◆ What this exercise asks:
1. Rewrite the paragraph of the patch-review thread below that begins "I left a few minor comments in patches 1, 2, 8 and 14" as a short bulleted list, keeping its main facts.
2. Using the patch-review thread below, explain in one to three sentences why the reviewer suggests that patches 10 and 11 get an additional review.

◆ Extract:
===============

Re: [Mesa-dev] [PATCH v3 00/48] nir, intel: Prerequisites for subgroups

2017-10-30 Thread Iago Toral
I posted comments in patches 39 and 43, but otherwise patches 39-48
are:

Reviewed-by: Iago Toral Quiroga 

Iago

On Fri, 2017-10-27 at 13:57 +0200, Iago Toral wrote:
> I dropped a few more comments on patches 18-20, 23, 25, 29-31, 34 and
> 38 but nothing major in general.
> 
> I have doubts that patch 20 isn't working around some other bug and
> 38
> scares me a little bit but I guess if Jenkins is happy I shouldn't
> worry too much.
> 
> Otherwise, patches 16-38 are:
> 
> Reviewed-by: Iago Toral Quiroga 
> 
> (patch 15 already has your Rb)
> 
> Iago
> 
> On Thu, 2017-10-26 at 14:15 +0200, Iago Toral wrote:
> > I left a few minor comments in patches 1, 2, 8 and 14. Otherwise
> > patches 1-2, 4-5 and 7-14 (3 and 6 already have Rb) are:
> > 
> > Reviewed-by: Iago Toral Quiroga 
> > 
> > I feel like patches 10, 11 could maybe use another extra review if
> > there is someone who wants to do it, since I am not very familiar
> > with
> > how all the indirect addressing stuff works and the restrictions of
> > the
> > hardware that affect this.
> > 
> > Patch 14 looks good, although the part where you locate the DO
> > block
> > for a matching WHILE could probably use the review of someone else
> > more
> > familiar with the CFG code than me.
> > 
> > Iago
> > 
> > On Wed, 2017-10-25 at 16:25 -0700, Jason Ekstrand wrote:
> > > This series is a third respin of my subgroups prerequisites
> > > series
> > > that
> > > that I sent out a few weeks ago.  Not a whole lot has changed but
> > > there are
> > > some new patches.  Primarily,
> > > 
> > >  1) Some patches which were reviewed by Matt and Lionel were
> > > pushed
> > > and are
> > > no longer in the series.  Thanks guys!
> > > 
> > >  2) I've applied R-B tags from various people for patches which
> > > are
> > > reviewed but depend on still unreviewed patches.
> > > 
> > >  3) A few patches to fix little-core.  In particular, the extra
> > > little-core
> > > EU restrictions cause problems for BROADCAST, MOV_INDIRECT,
> > > and
> > > integer
> > > MUL.
> > > 
> > > This series can be found on fd.o nere:
> > > 
> > > https://cgit.freedesktop.org/~jekstrand/mesa/log/?h=review/subgro
> > > up
> > > -p
> > > rereqs-v3
> > > 
> > > Happy reviewing!

===============

◆ Entries shown:
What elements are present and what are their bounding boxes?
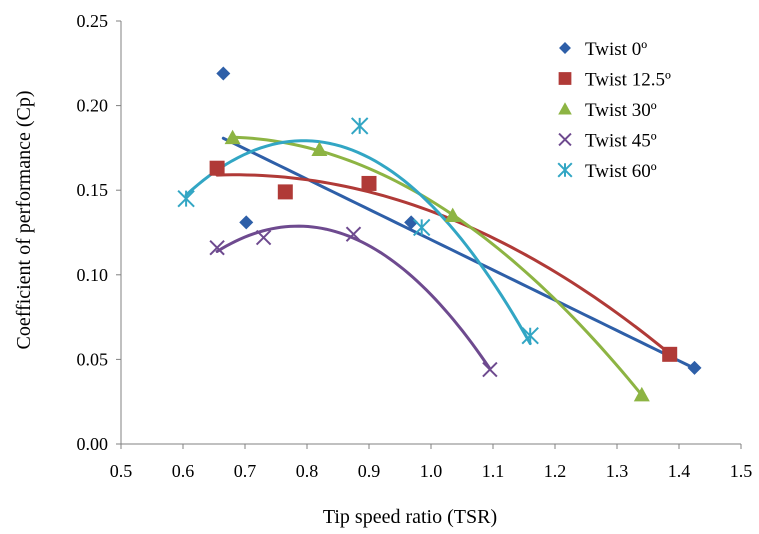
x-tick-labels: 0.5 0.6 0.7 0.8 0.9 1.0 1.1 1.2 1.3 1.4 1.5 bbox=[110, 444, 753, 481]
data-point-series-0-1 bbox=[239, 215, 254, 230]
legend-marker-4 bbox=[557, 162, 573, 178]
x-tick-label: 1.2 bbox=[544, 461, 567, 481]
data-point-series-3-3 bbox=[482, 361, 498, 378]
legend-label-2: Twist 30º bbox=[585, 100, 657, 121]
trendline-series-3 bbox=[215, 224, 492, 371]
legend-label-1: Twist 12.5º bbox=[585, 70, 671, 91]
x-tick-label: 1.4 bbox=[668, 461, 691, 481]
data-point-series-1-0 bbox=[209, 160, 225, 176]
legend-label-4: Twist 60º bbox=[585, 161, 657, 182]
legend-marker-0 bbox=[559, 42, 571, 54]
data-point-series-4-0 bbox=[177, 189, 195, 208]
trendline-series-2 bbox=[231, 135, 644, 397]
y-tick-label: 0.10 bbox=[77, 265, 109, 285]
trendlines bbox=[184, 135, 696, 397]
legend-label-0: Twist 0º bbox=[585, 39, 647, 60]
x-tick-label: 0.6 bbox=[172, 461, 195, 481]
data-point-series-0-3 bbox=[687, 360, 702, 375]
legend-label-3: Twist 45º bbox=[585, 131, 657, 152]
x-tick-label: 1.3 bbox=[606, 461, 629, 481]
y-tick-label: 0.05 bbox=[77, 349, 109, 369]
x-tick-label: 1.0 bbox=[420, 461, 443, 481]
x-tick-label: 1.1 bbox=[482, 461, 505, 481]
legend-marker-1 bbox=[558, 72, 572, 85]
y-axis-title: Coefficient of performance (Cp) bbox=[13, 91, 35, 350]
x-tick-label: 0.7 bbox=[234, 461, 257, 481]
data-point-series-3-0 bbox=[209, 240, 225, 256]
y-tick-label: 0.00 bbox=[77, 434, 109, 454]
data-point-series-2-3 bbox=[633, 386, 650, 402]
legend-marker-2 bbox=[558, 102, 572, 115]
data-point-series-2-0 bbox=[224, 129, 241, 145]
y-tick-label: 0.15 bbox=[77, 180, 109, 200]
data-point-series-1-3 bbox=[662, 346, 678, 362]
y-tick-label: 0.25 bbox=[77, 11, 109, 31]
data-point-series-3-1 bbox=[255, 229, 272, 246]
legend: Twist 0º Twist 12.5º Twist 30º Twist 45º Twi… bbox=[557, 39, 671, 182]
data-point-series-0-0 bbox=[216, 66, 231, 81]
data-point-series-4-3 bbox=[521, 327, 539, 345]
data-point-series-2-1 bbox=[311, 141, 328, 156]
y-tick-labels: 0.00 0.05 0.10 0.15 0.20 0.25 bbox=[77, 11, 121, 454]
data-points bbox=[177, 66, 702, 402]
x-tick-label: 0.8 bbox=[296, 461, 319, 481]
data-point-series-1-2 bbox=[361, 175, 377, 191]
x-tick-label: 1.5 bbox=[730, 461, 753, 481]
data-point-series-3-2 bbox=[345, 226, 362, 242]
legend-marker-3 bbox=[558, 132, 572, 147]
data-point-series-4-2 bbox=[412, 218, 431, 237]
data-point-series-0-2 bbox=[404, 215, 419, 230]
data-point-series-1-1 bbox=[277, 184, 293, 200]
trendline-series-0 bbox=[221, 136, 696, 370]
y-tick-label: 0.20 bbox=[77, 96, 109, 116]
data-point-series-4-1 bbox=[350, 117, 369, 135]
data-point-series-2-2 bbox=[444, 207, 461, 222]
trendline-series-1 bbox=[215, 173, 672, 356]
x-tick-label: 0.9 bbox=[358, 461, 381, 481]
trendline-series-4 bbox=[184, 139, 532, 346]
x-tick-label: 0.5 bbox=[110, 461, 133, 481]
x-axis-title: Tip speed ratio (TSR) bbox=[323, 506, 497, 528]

===============

◆ Results in order:
1.
- Minor comments left on patches 1, 2, 8 and 14
- Reviewed-by given for patches 1-2, 4-5 and 7-14
- Patches 3 and 6 already have an Rb

2. The reviewer is not very familiar with how the indirect addressing works or with the hardware restrictions that affect it. For that reason, patches 10 and 11 could use another review from someone who wants to do it.